ポインタと配列を説明した本文を、最後に示された部分の後から書き継ぐこと。

→ 本文の抜粋:
******************************

8行目、ポインタ変数pointerに配列を代入しています。
配列の名前の後にいつもの角括弧[](添字演算子という)が付けられておらず、配列名そのままで指定しています。

配列は、[]を省いて記述すると配列の先頭要素のポインタを返すという決まりがあります。
配列の先頭要素のポインタなので、そのままポインタ変数に代入できますし、ポインタ変数pointerの値を表示するとちゃんと「11」が表示されます。

11行目、今度はいつも通り添字演算子をつかって先頭要素([0]番目)を指定した上で、アドレス演算子を使ってアドレスを取り出しています。
これは8行目と同じ意味になりますので、やはり値は「11」になります。

14行目では、ポインタ変数pointerに「1」を加算しています。
配列の要素を示すポインタ変数に値を加算すると、指し示す先が配列の次の要素に移動するという特徴があります。
つまりこれは、「arr[1]」と同じ意味になります。

ポインタと配列2

ただし、この図は実は正確ではありません。
「次のアドレス」の具体的な場所は、ポインタ変数のデータ型により異なるためです。

ポインタの型(ポインタ演算)

******************************

→ 表示された行:
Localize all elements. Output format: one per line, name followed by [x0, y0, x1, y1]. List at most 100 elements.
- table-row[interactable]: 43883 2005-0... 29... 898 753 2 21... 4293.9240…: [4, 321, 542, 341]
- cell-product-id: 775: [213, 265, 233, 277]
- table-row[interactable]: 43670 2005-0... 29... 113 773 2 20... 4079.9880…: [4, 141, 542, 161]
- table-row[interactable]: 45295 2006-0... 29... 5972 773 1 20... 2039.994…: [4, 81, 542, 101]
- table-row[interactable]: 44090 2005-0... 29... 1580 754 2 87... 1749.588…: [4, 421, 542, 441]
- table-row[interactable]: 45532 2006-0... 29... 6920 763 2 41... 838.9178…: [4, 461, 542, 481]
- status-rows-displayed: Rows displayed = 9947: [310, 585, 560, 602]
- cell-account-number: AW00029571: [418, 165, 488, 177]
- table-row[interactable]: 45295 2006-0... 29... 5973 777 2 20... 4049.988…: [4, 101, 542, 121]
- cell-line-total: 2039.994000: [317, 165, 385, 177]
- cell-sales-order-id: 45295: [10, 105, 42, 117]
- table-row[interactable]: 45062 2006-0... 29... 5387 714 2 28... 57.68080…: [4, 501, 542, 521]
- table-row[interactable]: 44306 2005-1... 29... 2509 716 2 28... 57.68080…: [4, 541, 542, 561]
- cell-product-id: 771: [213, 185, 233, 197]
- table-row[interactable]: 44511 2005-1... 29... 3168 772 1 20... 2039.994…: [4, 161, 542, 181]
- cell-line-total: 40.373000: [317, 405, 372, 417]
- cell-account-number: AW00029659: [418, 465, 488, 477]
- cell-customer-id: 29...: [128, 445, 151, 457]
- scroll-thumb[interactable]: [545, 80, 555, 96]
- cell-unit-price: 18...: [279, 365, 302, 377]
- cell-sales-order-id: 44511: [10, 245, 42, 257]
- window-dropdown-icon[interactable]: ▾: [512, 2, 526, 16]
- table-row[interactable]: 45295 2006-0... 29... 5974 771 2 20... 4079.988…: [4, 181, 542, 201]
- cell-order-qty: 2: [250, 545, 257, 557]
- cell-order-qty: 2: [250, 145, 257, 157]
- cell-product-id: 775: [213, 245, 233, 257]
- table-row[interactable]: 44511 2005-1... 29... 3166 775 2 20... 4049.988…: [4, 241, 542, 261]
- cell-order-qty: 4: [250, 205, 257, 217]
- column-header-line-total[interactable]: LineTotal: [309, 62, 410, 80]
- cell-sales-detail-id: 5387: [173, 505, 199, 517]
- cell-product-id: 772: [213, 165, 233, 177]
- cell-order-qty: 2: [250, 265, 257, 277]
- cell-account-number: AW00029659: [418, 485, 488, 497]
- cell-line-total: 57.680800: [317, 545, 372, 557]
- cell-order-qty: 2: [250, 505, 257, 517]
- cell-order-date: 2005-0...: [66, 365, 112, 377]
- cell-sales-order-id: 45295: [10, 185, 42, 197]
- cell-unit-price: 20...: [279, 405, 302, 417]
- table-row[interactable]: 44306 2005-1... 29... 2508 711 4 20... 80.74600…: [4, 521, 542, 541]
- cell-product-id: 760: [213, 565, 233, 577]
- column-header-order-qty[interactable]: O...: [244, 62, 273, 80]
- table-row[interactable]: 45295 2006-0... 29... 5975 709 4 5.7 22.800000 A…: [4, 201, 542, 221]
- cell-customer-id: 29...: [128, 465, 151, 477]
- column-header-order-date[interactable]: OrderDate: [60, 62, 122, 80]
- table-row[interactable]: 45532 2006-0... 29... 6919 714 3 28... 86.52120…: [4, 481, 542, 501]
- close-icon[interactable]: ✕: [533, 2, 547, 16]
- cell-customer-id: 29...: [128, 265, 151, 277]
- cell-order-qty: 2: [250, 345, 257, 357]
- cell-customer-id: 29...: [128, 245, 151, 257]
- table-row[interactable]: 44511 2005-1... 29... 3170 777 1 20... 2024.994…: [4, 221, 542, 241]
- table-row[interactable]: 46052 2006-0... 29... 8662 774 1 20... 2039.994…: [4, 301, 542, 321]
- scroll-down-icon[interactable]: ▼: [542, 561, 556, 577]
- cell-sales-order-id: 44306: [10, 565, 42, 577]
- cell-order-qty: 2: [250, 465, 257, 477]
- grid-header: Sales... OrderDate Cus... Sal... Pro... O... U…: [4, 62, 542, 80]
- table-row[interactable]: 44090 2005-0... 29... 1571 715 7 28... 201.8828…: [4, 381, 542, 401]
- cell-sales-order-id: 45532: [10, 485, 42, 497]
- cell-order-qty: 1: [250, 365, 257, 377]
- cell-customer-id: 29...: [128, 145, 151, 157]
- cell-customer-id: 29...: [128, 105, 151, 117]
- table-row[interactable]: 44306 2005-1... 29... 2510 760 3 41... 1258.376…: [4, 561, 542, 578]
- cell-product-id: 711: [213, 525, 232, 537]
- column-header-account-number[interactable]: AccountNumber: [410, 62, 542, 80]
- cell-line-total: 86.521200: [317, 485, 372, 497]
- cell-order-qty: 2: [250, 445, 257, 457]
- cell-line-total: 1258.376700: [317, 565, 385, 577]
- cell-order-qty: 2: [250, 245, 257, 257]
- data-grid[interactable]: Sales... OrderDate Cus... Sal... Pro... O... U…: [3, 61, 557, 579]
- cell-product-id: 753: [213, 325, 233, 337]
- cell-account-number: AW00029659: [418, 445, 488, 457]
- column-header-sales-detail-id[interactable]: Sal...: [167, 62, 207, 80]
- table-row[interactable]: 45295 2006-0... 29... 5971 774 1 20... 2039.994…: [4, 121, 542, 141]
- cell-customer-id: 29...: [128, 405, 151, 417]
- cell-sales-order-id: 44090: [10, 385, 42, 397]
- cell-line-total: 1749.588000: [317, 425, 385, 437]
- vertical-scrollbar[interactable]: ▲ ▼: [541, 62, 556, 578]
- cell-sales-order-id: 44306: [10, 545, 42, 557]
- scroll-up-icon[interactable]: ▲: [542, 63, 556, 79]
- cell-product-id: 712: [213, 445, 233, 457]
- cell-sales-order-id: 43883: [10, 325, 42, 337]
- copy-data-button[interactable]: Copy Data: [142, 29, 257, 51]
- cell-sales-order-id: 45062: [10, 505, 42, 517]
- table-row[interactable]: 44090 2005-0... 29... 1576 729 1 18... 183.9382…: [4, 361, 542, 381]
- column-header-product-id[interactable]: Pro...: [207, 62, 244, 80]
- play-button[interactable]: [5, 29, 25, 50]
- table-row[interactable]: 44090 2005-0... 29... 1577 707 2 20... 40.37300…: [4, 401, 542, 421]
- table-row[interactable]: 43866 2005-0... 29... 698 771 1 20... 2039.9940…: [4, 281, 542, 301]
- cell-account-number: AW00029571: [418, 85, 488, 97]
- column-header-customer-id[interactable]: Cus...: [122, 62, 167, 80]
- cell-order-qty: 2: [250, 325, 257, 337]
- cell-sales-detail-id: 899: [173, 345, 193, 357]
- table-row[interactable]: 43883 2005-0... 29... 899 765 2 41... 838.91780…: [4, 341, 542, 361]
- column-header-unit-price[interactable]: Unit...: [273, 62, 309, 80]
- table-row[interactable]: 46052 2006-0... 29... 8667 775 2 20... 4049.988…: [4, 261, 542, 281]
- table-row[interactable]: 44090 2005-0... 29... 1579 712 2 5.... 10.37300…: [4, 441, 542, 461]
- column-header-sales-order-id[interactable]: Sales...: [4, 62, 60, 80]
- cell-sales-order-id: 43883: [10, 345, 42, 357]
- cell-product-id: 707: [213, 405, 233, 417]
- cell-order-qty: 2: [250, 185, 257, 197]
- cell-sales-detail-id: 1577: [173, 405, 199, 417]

******************************

→ 出力:
配列の要素を示すポインタ変数に1加算すると、配列の次の要素を指します。
これは「ポインタ変数に1を加算するとアドレスが1増えるではないことに注意してください。
(ポインタ変数に値を増減する操作をポインタ演算)といいます。

変数にはデータ型があります。
データ型が異なると、その値を保存するためのメモリ上のサイズが異なります。
char型ならば1バイト、short型ならば2バイトのメモリ上の領域が必要になります。
今までの図では説明のため簡略化していましたが、実際にはこのようになります。
データ型のサイズとメモリ

ポインタ変数は、メモリ上の場所(アドレス)の情報だけではなく、データ型も記憶しています。
つまり、「int *pointer」ならば「メモリ上の場所は○○で、そこでは4バイト消費している」という情報を持っていることになります。
(int型のサイズは環境によって異なります。ここでは32bit(=4バイト)を前提に進めます)

int型配列を宣言(&初期化)した時、メモリ上には4バイトごとに連続した位置に値が配置されます。
(本当かどうか気になる人は確認プログラムを作ってみてください)
int型配列のメモリ上の配置

配列の先頭要素のアドレスが「1000」であるとき、先頭要素を指すポインタ変数に「1」を加算すると、そのポインタ変数が保存するアドレスは「1004」になります。
ポインタ変数に加算するときに実際に増加する値

つまり、ポインタ変数の演算時に実際に増減する値は「増減させたい値×データ型サイズ」である、ということです。

これはインクリメント/デクリメントの場合でも同様です。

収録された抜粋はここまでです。